=== Problem to work on ===
Tally the lines that contain the string "this" and state that total without comment.

[Extracted records]
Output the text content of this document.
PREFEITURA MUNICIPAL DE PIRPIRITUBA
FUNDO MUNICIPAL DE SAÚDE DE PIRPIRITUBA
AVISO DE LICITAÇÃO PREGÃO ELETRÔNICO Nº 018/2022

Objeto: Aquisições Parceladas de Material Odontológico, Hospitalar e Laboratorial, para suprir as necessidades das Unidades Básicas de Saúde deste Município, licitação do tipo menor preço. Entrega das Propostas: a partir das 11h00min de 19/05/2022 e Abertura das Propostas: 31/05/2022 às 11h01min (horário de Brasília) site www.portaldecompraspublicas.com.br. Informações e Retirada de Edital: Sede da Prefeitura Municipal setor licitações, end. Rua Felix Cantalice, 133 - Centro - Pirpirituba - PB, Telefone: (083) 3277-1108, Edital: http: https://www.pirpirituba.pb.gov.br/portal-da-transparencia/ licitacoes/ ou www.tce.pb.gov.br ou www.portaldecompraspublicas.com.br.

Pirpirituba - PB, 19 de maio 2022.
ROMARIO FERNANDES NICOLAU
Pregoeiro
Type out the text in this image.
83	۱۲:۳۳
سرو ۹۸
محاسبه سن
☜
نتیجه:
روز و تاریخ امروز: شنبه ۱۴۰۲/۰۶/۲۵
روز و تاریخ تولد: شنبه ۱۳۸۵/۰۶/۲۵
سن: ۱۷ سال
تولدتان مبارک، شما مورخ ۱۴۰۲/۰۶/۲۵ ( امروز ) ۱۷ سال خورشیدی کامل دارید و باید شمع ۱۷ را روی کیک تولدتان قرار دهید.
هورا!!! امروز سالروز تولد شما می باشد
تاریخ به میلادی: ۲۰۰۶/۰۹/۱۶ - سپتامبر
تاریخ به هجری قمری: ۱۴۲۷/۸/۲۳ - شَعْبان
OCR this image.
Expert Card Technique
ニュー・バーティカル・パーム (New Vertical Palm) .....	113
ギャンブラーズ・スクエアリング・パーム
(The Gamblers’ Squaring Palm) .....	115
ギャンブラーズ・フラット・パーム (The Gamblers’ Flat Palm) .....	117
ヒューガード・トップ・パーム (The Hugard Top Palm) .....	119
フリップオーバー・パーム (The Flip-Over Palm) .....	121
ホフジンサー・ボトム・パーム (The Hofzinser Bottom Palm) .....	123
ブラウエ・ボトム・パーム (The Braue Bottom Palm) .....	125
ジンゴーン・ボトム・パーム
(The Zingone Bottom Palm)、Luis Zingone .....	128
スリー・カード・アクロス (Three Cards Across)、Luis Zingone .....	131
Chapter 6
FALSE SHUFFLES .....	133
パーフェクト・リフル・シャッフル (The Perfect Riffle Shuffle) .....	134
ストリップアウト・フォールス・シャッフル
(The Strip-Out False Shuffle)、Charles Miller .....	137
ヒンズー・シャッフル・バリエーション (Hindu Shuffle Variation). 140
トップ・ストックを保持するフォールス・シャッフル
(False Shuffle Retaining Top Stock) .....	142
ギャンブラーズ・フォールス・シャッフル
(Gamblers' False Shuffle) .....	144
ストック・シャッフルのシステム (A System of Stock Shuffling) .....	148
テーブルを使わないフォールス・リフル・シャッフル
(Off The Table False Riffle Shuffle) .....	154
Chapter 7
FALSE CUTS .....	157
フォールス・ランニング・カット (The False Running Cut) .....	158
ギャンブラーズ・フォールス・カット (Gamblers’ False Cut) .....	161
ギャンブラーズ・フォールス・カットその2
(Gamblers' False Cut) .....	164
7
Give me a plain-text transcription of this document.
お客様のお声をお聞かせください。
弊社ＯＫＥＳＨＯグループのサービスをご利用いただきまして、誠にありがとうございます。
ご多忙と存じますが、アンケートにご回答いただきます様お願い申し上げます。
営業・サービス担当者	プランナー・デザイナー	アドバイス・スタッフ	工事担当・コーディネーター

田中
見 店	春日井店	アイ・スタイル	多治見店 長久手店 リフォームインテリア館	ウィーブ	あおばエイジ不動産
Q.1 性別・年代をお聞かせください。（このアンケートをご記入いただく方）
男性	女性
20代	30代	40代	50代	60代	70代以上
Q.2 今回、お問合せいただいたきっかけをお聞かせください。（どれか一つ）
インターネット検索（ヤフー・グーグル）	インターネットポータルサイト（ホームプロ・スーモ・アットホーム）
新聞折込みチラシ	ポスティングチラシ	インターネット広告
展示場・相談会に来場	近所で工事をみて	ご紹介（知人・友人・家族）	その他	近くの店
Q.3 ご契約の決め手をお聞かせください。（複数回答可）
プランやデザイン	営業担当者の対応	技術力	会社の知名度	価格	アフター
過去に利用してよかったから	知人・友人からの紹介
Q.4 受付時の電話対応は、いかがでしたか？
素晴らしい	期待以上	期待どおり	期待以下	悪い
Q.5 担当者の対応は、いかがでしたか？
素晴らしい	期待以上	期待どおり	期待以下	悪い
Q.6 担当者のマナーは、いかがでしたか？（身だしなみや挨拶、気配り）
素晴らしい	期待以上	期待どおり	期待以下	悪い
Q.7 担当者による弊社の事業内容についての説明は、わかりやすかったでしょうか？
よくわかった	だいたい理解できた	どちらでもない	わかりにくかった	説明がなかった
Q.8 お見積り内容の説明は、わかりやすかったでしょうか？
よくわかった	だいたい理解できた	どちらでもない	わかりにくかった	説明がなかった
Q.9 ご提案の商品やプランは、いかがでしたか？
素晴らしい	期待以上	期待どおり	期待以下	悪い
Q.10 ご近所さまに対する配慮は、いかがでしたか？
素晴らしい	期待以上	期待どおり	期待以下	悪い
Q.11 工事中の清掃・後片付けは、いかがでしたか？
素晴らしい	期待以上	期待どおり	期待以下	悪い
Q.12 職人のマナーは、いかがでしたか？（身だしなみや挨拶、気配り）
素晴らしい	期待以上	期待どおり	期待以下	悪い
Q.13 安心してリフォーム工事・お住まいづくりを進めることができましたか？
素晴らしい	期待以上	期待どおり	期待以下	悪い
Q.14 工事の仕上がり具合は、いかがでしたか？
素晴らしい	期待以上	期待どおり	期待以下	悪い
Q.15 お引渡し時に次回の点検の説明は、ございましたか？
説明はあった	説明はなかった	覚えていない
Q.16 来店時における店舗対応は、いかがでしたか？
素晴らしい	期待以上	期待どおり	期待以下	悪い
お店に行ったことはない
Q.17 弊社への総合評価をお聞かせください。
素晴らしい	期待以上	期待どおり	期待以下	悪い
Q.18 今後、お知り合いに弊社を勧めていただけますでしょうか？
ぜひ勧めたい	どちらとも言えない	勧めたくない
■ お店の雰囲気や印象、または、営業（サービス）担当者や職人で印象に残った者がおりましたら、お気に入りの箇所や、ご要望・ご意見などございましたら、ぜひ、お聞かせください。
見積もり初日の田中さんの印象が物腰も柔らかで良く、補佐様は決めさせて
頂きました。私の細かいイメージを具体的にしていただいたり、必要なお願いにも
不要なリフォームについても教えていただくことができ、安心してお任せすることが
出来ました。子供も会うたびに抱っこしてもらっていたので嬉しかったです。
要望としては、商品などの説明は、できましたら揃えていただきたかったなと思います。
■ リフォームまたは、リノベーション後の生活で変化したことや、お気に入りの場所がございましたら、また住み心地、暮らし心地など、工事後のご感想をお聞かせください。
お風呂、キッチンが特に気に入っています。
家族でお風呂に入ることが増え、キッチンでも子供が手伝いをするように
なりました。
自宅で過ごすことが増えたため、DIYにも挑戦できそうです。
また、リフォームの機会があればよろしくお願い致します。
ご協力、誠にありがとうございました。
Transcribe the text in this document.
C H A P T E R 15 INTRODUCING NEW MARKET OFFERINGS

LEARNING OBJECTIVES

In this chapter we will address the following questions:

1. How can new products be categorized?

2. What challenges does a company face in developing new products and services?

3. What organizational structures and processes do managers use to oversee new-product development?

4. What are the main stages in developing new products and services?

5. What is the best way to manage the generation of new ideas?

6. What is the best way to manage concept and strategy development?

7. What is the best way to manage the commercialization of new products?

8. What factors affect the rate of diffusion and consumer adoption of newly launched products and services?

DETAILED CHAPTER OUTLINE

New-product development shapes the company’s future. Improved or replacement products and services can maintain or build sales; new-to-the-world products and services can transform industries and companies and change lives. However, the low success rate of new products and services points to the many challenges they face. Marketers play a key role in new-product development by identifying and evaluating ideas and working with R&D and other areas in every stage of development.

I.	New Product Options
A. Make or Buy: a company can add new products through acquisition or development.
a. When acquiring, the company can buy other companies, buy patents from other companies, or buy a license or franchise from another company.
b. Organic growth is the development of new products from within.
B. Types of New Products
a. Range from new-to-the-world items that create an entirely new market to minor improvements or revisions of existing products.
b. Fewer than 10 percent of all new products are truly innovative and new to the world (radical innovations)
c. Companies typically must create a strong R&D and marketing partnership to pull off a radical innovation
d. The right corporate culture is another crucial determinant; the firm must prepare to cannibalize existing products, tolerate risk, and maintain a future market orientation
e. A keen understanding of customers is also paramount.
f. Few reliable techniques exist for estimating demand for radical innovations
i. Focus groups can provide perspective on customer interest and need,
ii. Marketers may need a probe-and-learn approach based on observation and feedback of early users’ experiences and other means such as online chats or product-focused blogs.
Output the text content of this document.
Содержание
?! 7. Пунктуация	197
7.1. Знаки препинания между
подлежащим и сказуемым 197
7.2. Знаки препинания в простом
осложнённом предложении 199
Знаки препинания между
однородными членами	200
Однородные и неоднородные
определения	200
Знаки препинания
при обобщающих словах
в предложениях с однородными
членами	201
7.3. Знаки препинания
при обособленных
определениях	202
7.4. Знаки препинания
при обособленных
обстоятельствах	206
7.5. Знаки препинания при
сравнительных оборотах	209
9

=== Worked answer ===
7